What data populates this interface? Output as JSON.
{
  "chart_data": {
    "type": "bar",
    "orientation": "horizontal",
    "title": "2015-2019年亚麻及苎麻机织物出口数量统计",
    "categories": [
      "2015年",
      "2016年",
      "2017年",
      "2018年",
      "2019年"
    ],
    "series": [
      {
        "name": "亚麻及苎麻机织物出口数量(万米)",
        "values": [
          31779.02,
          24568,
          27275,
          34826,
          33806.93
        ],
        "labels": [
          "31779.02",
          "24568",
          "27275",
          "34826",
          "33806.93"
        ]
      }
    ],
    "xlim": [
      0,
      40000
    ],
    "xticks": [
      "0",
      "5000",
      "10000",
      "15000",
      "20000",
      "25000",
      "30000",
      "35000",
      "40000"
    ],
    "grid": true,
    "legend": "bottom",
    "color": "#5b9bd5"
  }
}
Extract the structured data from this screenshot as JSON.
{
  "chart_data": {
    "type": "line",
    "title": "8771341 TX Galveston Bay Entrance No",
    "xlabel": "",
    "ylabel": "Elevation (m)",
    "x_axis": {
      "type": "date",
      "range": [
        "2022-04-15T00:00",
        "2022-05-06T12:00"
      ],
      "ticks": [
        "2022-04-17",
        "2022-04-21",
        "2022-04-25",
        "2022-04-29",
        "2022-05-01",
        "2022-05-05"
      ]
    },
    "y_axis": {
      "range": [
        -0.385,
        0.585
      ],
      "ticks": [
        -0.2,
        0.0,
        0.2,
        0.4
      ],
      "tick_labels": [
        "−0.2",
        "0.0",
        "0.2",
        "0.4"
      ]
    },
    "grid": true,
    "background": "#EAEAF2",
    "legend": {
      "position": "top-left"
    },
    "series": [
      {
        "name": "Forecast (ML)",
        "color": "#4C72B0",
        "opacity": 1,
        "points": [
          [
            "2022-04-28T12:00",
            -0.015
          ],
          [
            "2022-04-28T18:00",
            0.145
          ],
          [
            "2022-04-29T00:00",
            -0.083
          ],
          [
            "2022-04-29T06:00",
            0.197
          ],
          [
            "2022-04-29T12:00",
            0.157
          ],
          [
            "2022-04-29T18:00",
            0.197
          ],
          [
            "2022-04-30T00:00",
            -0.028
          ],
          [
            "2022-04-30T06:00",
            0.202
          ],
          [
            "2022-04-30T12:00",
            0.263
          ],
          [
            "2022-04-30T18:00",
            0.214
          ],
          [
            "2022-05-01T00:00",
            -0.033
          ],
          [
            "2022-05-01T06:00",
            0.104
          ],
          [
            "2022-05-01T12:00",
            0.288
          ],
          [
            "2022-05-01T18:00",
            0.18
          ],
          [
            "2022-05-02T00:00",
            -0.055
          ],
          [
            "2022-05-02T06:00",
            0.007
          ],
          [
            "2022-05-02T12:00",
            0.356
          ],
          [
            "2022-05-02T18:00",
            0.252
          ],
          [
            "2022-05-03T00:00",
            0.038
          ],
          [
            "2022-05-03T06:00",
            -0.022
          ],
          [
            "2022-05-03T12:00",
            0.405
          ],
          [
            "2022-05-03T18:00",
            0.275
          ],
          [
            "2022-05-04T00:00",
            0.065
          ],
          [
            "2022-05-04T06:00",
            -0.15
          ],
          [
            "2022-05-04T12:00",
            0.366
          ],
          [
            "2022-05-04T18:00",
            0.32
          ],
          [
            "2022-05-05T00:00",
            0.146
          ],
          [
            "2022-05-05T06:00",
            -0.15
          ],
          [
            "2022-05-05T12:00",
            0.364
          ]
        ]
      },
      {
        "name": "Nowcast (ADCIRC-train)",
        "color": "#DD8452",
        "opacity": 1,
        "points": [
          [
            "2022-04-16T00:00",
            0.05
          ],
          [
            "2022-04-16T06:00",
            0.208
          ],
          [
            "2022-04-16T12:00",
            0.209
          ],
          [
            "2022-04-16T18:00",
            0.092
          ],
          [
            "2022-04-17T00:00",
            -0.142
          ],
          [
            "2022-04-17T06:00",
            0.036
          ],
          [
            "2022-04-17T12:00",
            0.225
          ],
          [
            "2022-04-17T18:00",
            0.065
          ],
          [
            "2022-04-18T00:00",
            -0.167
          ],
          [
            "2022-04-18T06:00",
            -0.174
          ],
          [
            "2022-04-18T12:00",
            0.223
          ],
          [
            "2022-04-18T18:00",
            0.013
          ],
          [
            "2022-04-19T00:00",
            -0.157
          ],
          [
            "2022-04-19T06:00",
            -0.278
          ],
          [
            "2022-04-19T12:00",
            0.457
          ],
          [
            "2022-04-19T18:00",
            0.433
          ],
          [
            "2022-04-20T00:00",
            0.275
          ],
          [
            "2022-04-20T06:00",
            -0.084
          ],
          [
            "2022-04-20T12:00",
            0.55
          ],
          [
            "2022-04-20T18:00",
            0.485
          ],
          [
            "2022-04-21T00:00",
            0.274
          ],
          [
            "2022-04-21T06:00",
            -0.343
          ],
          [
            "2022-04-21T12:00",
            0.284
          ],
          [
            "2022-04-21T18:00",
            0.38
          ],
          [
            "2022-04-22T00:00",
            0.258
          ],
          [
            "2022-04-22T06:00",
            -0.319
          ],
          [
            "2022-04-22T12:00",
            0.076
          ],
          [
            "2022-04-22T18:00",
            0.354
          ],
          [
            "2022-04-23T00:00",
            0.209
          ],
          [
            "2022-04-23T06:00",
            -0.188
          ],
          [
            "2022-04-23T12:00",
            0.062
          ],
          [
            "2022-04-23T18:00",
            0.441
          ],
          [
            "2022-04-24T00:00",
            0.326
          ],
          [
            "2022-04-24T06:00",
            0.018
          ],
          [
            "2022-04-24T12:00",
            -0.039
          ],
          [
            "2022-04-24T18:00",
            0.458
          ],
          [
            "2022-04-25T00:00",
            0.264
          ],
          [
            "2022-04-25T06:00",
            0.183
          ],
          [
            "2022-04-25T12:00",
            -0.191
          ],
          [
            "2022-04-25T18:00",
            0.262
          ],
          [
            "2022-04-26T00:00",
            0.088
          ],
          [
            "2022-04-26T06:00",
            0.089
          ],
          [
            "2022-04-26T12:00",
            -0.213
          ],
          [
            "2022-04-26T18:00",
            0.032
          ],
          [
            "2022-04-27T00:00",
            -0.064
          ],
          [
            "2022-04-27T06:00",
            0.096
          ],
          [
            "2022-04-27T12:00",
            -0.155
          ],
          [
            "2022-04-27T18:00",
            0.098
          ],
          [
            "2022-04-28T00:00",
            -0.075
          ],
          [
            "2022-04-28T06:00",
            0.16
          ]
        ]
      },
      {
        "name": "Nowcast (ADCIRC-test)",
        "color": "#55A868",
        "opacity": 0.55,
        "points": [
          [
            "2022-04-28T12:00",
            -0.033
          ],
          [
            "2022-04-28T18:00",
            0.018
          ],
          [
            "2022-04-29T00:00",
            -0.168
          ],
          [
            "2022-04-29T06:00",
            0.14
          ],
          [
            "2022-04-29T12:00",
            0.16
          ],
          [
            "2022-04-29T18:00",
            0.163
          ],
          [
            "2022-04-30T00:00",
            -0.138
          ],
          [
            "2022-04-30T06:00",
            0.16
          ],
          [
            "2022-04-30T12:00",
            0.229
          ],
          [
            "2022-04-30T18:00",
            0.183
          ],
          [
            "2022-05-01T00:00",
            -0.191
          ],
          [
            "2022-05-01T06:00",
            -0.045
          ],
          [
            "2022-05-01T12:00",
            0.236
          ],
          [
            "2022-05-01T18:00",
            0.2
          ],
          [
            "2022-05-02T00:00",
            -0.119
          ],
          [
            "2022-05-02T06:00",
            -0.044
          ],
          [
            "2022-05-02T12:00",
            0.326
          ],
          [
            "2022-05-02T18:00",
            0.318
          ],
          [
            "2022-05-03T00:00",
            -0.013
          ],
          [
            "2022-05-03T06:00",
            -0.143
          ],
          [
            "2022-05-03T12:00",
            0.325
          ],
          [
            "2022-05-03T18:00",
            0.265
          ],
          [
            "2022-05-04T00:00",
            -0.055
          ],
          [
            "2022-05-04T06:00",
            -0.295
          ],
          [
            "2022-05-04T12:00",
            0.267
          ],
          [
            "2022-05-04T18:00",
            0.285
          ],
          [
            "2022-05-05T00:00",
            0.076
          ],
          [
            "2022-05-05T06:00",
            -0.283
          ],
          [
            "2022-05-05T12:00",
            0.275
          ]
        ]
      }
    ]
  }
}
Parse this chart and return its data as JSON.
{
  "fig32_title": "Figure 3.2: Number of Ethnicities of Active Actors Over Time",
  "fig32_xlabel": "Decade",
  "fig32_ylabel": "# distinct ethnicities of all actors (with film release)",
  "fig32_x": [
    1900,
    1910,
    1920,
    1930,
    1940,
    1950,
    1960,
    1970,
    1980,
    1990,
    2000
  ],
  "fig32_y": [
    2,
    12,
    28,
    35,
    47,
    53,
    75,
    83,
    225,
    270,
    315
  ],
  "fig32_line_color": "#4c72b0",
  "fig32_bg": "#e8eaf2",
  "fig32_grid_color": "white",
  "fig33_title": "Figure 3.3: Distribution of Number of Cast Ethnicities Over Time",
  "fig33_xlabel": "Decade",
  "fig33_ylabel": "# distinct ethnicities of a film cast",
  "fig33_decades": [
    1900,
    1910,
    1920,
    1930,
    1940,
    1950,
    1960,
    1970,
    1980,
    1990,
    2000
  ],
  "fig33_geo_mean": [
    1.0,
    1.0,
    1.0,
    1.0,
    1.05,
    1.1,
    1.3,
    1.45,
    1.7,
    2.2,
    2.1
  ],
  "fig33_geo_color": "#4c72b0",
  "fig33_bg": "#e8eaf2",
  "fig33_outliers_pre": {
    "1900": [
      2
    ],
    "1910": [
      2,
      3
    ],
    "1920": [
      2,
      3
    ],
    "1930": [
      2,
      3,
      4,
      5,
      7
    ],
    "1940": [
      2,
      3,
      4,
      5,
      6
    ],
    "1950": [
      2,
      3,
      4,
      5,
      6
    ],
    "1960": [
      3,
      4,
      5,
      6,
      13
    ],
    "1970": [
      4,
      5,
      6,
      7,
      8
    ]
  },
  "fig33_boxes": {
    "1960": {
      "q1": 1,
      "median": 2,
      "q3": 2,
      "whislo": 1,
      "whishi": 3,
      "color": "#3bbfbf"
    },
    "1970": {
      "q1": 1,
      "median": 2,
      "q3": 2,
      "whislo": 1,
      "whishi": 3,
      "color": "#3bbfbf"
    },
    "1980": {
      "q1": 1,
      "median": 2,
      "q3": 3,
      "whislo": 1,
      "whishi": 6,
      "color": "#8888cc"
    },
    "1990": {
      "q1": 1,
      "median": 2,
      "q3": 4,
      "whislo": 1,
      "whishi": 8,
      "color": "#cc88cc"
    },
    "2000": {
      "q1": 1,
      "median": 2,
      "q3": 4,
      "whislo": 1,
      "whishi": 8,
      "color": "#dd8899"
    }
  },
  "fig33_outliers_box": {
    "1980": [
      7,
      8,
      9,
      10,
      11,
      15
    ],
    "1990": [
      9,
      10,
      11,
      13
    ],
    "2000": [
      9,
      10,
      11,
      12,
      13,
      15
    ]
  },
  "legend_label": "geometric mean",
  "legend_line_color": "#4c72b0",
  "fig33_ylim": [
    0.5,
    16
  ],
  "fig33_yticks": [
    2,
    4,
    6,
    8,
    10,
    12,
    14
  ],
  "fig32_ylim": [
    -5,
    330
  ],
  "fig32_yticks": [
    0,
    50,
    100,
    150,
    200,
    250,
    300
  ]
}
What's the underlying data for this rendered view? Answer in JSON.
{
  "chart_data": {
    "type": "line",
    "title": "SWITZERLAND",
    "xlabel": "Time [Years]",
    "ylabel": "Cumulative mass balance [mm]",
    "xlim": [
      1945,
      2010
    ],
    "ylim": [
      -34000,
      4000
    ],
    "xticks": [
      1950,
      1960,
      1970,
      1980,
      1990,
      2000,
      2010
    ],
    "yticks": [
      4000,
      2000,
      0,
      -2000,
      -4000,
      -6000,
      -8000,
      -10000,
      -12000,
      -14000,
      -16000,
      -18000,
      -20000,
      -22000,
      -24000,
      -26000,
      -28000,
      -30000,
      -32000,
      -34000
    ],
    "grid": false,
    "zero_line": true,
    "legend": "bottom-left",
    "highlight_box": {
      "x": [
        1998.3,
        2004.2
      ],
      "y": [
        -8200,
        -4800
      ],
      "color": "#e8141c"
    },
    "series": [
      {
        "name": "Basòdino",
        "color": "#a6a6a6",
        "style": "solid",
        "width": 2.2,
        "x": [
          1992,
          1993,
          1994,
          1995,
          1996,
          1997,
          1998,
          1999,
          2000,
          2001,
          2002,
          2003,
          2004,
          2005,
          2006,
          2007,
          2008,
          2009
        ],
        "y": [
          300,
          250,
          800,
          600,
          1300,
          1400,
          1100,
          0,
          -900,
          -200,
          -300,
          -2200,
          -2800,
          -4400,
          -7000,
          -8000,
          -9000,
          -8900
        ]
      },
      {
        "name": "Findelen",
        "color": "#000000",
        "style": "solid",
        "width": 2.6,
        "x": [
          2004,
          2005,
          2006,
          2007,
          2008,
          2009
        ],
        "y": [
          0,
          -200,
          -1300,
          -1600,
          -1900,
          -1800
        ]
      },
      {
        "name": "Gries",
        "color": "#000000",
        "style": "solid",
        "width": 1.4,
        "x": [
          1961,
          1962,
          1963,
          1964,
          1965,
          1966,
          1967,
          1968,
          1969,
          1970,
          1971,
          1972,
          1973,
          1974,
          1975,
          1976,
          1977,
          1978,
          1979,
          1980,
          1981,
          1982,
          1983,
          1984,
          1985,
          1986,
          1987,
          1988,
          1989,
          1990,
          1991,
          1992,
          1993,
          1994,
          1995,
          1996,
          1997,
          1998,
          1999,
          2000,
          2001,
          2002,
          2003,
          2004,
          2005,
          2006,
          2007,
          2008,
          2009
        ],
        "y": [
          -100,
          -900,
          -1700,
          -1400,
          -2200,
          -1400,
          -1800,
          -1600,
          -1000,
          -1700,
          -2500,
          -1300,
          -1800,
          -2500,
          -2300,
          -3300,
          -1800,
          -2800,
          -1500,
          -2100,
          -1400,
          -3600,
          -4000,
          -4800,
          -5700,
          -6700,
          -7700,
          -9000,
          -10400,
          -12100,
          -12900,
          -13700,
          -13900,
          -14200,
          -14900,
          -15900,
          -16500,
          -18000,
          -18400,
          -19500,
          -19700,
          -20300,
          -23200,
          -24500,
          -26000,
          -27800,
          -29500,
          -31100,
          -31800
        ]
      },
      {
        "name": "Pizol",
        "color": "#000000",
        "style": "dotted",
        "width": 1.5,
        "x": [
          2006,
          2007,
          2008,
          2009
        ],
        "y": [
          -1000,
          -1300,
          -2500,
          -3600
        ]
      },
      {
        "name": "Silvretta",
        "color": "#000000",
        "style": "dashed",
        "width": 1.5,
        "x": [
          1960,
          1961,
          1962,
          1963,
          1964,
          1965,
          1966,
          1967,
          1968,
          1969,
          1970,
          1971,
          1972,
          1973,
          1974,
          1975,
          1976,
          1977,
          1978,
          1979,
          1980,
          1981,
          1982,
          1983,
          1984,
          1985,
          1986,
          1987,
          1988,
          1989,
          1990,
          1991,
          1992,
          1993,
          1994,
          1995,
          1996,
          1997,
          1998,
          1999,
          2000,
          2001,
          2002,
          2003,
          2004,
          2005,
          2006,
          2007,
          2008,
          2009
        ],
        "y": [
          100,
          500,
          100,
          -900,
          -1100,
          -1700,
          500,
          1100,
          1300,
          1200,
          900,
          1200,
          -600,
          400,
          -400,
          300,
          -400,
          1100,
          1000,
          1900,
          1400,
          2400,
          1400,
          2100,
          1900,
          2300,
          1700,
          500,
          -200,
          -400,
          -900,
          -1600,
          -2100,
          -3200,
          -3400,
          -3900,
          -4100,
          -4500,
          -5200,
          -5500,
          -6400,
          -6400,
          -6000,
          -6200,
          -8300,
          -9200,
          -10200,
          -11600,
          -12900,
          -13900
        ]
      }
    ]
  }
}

○ ○ ○ ○

| The exercise |
Identify and copy the lines holding the word "width".

| Answer for this exercise |
        "width": 2.2,
        "width": 2.6,
        "width": 1.4,
        "width": 1.5,
        "width": 1.5,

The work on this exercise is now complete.